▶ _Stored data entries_
/---

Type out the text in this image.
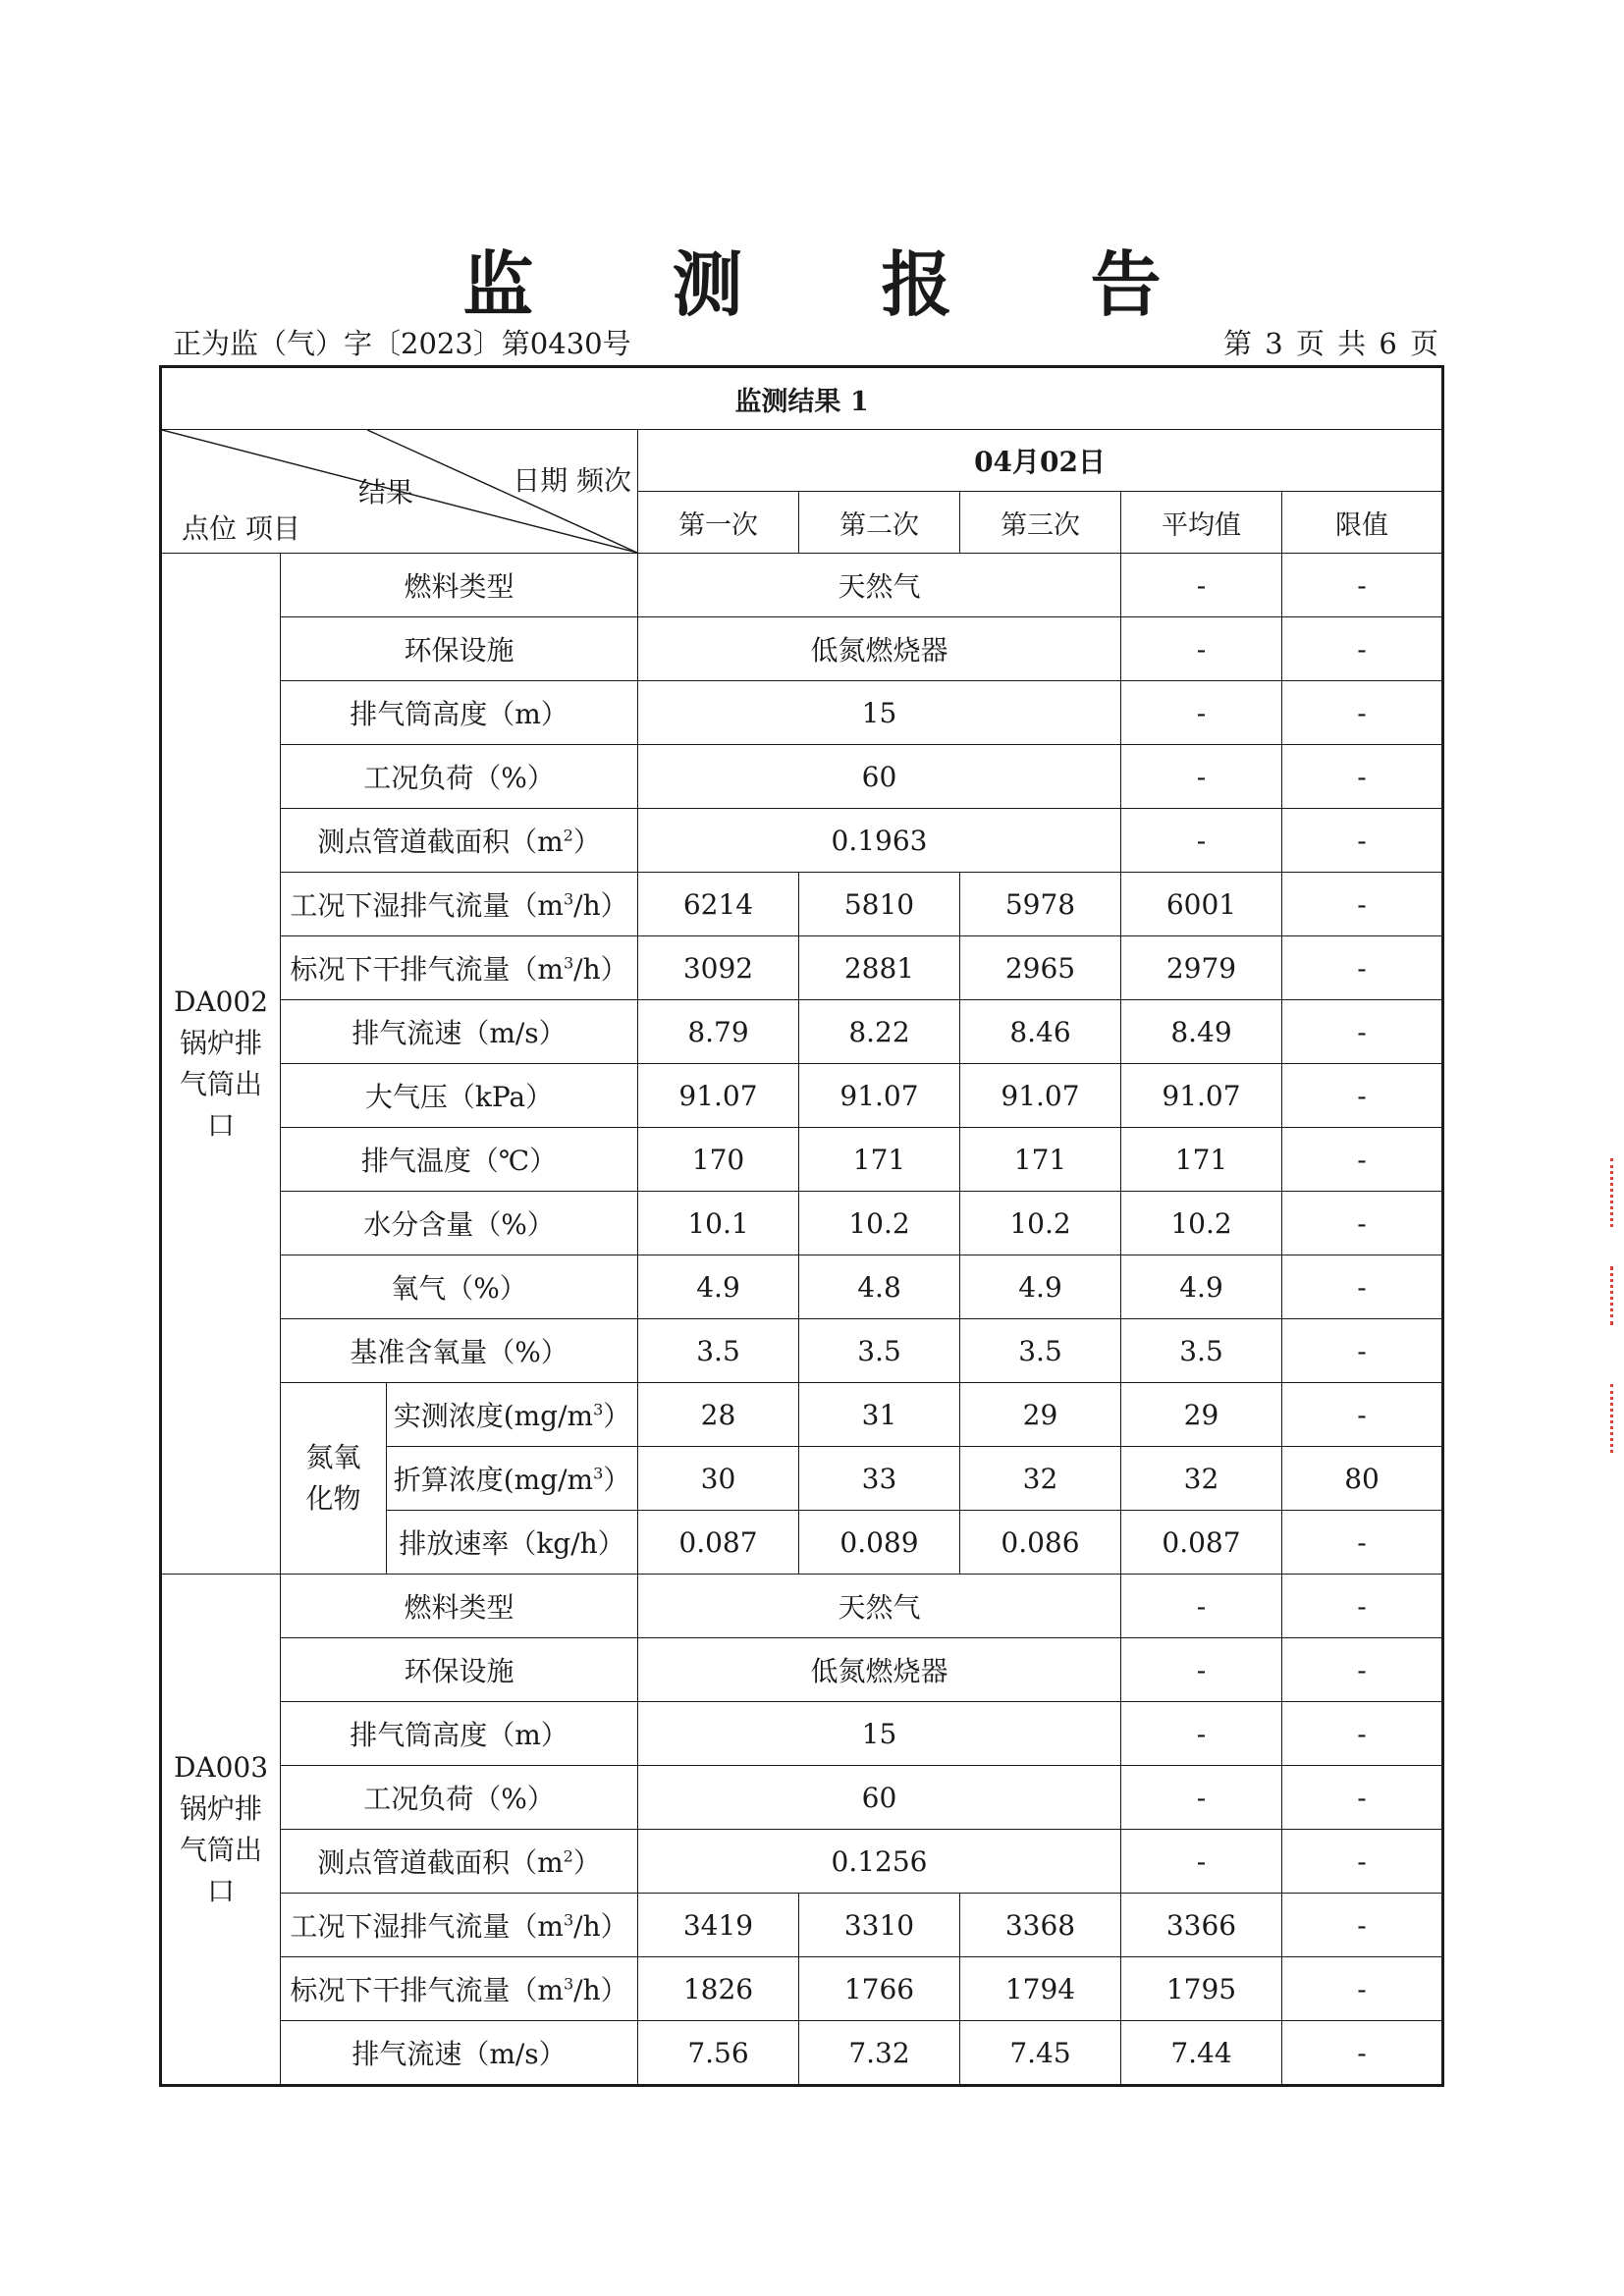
监 测 报 告
正为监（气）字〔2023〕第0430号	第 3 页 共 6 页
监测结果 1							

结果 日期 频次
点位 项目			04月02日				
			第一次	第二次	第三次	平均值	限值

DA002
锅炉排
气筒出
口	燃料类型		天然气			-	-
	环保设施		低氮燃烧器			-	-
	排气筒高度（m）		15			-	-
	工况负荷（%）		60			-	-
	测点管道截面积$(m^2)$		0.1963			-	-
	工况下湿排气流量$(m^3/h)$		6214	5810	5978	6001	-
	标况下干排气流量$(m^3/h)$		3092	2881	2965	2979	-
	排气流速（m/s）		8.79	8.22	8.46	8.49	-
	大气压（kPa）		91.07	91.07	91.07	91.07	-
	排气温度（℃）		170	171	171	171	-
	水分含量（%）		10.1	10.2	10.2	10.2	-
	氧气（%）		4.9	4.8	4.9	4.9	-
	基准含氧量（%）		3.5	3.5	3.5	3.5	-

	氮氧
化物	实测浓度$(mg/m^3)$	28	31	29	29	-
		折算浓度$(mg/m^3)$	30	33	32	32	80
		排放速率（kg/h）	0.087	0.089	0.086	0.087	-

DA003
锅炉排
气筒出
口	燃料类型		天然气			-	-
	环保设施		低氮燃烧器			-	-
	排气筒高度（m）		15			-	-
	工况负荷（%）		60			-	-
	测点管道截面积$(m^2)$		0.1256			-	-
	工况下湿排气流量$(m^3/h)$		3419	3310	3368	3366	-
	标况下干排气流量$(m^3/h)$		1826	1766	1794	1795	-
	排气流速（m/s）		7.56	7.32	7.45	7.44	-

\---

▶ _Work required_
Set the listing down in full and exactly. Pictures within it should not appear in the copy.

▶ _Complete answer_
Type out the text in this image.
监 测 报 告
正为监（气）字〔2023〕第0430号	第 3 页 共 6 页
监测结果 1							

结果 日期 频次
点位 项目			04月02日				
			第一次	第二次	第三次	平均值	限值

DA002
锅炉排
气筒出
口	燃料类型		天然气			-	-
	环保设施		低氮燃烧器			-	-
	排气筒高度（m）		15			-	-
	工况负荷（%）		60			-	-
	测点管道截面积$(m^2)$		0.1963			-	-
	工况下湿排气流量$(m^3/h)$		6214	5810	5978	6001	-
	标况下干排气流量$(m^3/h)$		3092	2881	2965	2979	-
	排气流速（m/s）		8.79	8.22	8.46	8.49	-
	大气压（kPa）		91.07	91.07	91.07	91.07	-
	排气温度（℃）		170	171	171	171	-
	水分含量（%）		10.1	10.2	10.2	10.2	-
	氧气（%）		4.9	4.8	4.9	4.9	-
	基准含氧量（%）		3.5	3.5	3.5	3.5	-

	氮氧
化物	实测浓度$(mg/m^3)$	28	31	29	29	-
		折算浓度$(mg/m^3)$	30	33	32	32	80
		排放速率（kg/h）	0.087	0.089	0.086	0.087	-

DA003
锅炉排
气筒出
口	燃料类型		天然气			-	-
	环保设施		低氮燃烧器			-	-
	排气筒高度（m）		15			-	-
	工况负荷（%）		60			-	-
	测点管道截面积$(m^2)$		0.1256			-	-
	工况下湿排气流量$(m^3/h)$		3419	3310	3368	3366	-
	标况下干排气流量$(m^3/h)$		1826	1766	1794	1795	-
	排气流速（m/s）		7.56	7.32	7.45	7.44	-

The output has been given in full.